Search the listing below for the word "title" and copy each line that holds it.

# Stored data entries
## BEGIN
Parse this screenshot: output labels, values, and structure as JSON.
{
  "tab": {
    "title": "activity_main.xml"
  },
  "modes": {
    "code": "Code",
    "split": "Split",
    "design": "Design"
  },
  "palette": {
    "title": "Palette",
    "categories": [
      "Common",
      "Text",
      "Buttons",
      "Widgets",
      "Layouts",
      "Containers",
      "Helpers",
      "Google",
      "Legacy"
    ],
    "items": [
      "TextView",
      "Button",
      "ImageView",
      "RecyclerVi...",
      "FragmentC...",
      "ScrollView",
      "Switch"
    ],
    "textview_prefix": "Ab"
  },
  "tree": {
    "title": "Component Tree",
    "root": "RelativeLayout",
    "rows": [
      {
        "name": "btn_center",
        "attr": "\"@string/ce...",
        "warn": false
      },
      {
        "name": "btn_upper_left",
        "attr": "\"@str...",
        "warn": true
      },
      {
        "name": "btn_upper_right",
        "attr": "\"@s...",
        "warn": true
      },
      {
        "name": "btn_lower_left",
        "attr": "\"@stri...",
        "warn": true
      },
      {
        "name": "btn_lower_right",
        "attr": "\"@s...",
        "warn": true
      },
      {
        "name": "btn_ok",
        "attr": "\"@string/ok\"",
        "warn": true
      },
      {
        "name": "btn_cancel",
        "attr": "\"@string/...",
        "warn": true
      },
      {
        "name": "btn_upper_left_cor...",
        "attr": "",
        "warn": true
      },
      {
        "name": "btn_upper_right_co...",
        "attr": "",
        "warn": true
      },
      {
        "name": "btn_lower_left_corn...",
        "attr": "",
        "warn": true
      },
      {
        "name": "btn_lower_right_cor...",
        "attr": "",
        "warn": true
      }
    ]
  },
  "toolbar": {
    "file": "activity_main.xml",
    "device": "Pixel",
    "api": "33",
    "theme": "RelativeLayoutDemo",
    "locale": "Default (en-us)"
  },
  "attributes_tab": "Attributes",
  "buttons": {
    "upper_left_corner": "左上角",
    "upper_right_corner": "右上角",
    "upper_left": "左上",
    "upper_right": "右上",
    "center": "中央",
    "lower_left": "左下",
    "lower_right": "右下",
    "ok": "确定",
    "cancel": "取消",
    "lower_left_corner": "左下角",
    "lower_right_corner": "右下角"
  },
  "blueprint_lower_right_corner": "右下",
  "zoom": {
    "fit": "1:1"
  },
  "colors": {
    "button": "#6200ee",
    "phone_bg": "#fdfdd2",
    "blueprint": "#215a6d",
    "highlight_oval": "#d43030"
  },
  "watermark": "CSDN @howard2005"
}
## END
# Worked answer
    "title": "activity_main.xml"
    "title": "Palette",
    "title": "Component Tree",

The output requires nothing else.